__What to do__
All records, exactly as written, minus the pictures: copy them out.

Records contained in a dataset:
/---

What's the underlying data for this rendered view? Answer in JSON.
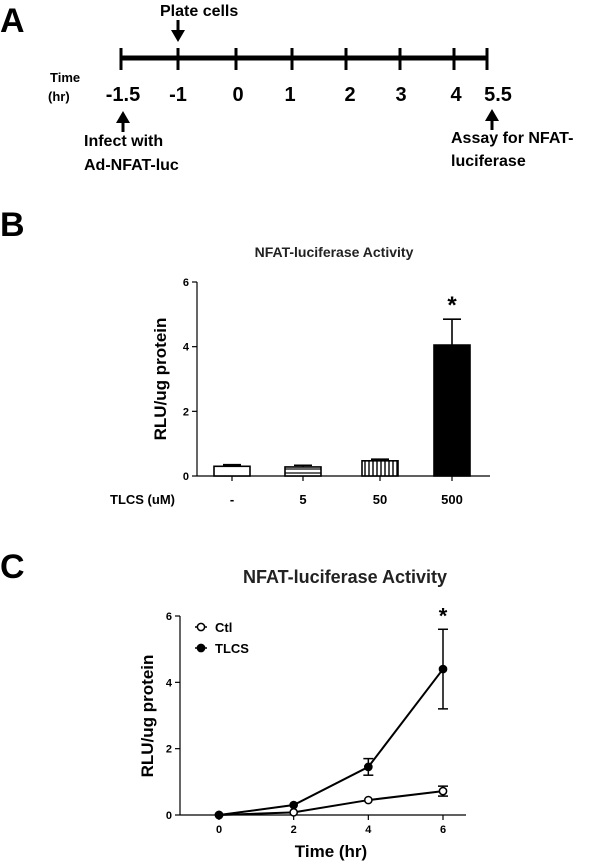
{
  "panel_a": {
    "letter": "A",
    "plate_label": "Plate cells",
    "time_label_1": "Time",
    "time_label_2": "(hr)",
    "ticks": [
      "-1.5",
      "-1",
      "0",
      "1",
      "2",
      "3",
      "4",
      "5.5"
    ],
    "infect_label_1": "Infect with",
    "infect_label_2": "Ad-NFAT-luc",
    "assay_label_1": "Assay for NFAT-",
    "assay_label_2": "luciferase"
  },
  "panel_b": {
    "letter": "B"
  },
  "panel_c": {
    "letter": "C"
  },
  "chart_data": [
    {
      "type": "bar",
      "title": "NFAT-luciferase Activity",
      "ylabel": "RLU/ug protein",
      "xlabel": "TLCS (uM)",
      "categories": [
        "-",
        "5",
        "50",
        "500"
      ],
      "values": [
        0.3,
        0.28,
        0.47,
        4.05
      ],
      "errors": [
        0.05,
        0.05,
        0.05,
        0.8
      ],
      "fills": [
        "open",
        "horizontal-hatch",
        "vertical-hatch",
        "solid"
      ],
      "ylim": [
        0,
        6
      ],
      "yticks": [
        "0",
        "2",
        "4",
        "6"
      ],
      "annotations": [
        "*"
      ],
      "grid": false
    },
    {
      "type": "line",
      "title": "NFAT-luciferase Activity",
      "xlabel": "Time (hr)",
      "ylabel": "RLU/ug protein",
      "x": [
        0,
        2,
        4,
        6
      ],
      "xticks": [
        "0",
        "2",
        "4",
        "6"
      ],
      "yticks": [
        "0",
        "2",
        "4",
        "6"
      ],
      "xlim": [
        0,
        6
      ],
      "ylim": [
        0,
        6
      ],
      "series": [
        {
          "name": "Ctl",
          "values": [
            0.0,
            0.08,
            0.45,
            0.72
          ],
          "errors": [
            0.02,
            0.03,
            0.05,
            0.15
          ],
          "marker": "open"
        },
        {
          "name": "TLCS",
          "values": [
            0.0,
            0.3,
            1.45,
            4.4
          ],
          "errors": [
            0.02,
            0.05,
            0.25,
            1.2
          ],
          "marker": "filled"
        }
      ],
      "legend": "top-left",
      "annotations": [
        "*"
      ],
      "grid": false
    }
  ]
}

\---

__Exercise answer__
What's the underlying data for this rendered view? Answer in JSON.
{
  "panel_a": {
    "letter": "A",
    "plate_label": "Plate cells",
    "time_label_1": "Time",
    "time_label_2": "(hr)",
    "ticks": [
      "-1.5",
      "-1",
      "0",
      "1",
      "2",
      "3",
      "4",
      "5.5"
    ],
    "infect_label_1": "Infect with",
    "infect_label_2": "Ad-NFAT-luc",
    "assay_label_1": "Assay for NFAT-",
    "assay_label_2": "luciferase"
  },
  "panel_b": {
    "letter": "B"
  },
  "panel_c": {
    "letter": "C"
  },
  "chart_data": [
    {
      "type": "bar",
      "title": "NFAT-luciferase Activity",
      "ylabel": "RLU/ug protein",
      "xlabel": "TLCS (uM)",
      "categories": [
        "-",
        "5",
        "50",
        "500"
      ],
      "values": [
        0.3,
        0.28,
        0.47,
        4.05
      ],
      "errors": [
        0.05,
        0.05,
        0.05,
        0.8
      ],
      "fills": [
        "open",
        "horizontal-hatch",
        "vertical-hatch",
        "solid"
      ],
      "ylim": [
        0,
        6
      ],
      "yticks": [
        "0",
        "2",
        "4",
        "6"
      ],
      "annotations": [
        "*"
      ],
      "grid": false
    },
    {
      "type": "line",
      "title": "NFAT-luciferase Activity",
      "xlabel": "Time (hr)",
      "ylabel": "RLU/ug protein",
      "x": [
        0,
        2,
        4,
        6
      ],
      "xticks": [
        "0",
        "2",
        "4",
        "6"
      ],
      "yticks": [
        "0",
        "2",
        "4",
        "6"
      ],
      "xlim": [
        0,
        6
      ],
      "ylim": [
        0,
        6
      ],
      "series": [
        {
          "name": "Ctl",
          "values": [
            0.0,
            0.08,
            0.45,
            0.72
          ],
          "errors": [
            0.02,
            0.03,
            0.05,
            0.15
          ],
          "marker": "open"
        },
        {
          "name": "TLCS",
          "values": [
            0.0,
            0.3,
            1.45,
            4.4
          ],
          "errors": [
            0.02,
            0.05,
            0.25,
            1.2
          ],
          "marker": "filled"
        }
      ],
      "legend": "top-left",
      "annotations": [
        "*"
      ],
      "grid": false
    }
  ]
}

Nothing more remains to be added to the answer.